• **Collected data**:
-*-
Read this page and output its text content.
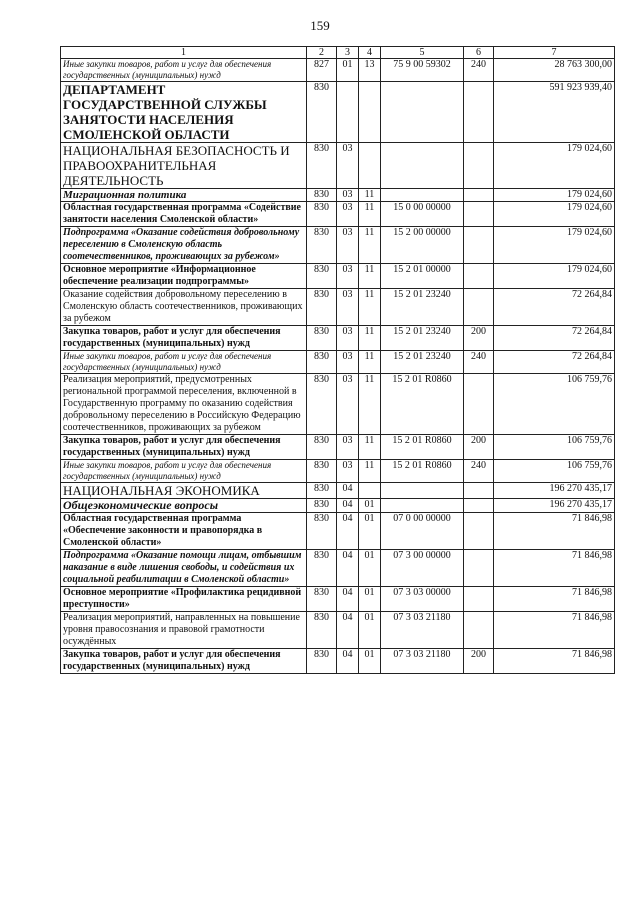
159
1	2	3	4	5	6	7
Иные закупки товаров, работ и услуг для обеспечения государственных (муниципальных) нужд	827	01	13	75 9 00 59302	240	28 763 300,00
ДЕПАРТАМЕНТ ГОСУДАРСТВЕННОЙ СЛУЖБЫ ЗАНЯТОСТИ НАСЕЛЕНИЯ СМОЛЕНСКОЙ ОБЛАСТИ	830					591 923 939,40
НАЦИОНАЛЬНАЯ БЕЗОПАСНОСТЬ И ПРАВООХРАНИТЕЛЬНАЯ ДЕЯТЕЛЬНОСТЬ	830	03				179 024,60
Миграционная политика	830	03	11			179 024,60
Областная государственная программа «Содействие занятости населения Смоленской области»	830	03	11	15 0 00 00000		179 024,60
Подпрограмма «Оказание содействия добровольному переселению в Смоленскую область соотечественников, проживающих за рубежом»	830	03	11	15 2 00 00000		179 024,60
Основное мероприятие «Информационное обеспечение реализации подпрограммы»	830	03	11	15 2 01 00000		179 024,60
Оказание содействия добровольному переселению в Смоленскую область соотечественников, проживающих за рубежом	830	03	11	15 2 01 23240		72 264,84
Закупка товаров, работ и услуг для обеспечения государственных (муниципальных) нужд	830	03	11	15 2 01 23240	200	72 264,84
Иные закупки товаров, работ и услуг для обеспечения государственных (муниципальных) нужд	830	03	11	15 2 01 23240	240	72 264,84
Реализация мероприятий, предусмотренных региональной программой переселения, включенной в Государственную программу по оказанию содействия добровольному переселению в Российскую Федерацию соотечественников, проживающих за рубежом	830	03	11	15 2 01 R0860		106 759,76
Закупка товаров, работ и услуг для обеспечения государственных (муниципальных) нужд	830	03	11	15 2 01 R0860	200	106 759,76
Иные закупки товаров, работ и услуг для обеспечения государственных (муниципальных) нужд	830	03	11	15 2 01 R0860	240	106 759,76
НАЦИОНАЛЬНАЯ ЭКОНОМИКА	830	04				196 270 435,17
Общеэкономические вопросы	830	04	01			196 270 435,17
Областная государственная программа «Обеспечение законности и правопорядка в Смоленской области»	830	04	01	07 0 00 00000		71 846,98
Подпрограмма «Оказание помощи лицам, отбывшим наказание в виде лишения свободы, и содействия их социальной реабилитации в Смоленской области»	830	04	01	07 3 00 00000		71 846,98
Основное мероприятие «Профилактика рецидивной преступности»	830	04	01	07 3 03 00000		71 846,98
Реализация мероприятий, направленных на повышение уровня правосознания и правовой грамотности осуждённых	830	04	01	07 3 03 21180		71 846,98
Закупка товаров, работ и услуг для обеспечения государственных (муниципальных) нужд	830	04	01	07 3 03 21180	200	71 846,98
-*-
Review the preceding data and report every line that includes the string "закупки".

• **TASK OUTPUT**:
Иные закупки товаров, работ и услуг для обеспечения государственных (муниципальных) нужд	827	01	13	75 9 00 59302	240	28 763 300,00
Иные закупки товаров, работ и услуг для обеспечения государственных (муниципальных) нужд	830	03	11	15 2 01 23240	240	72 264,84
Иные закупки товаров, работ и услуг для обеспечения государственных (муниципальных) нужд	830	03	11	15 2 01 R0860	240	106 759,76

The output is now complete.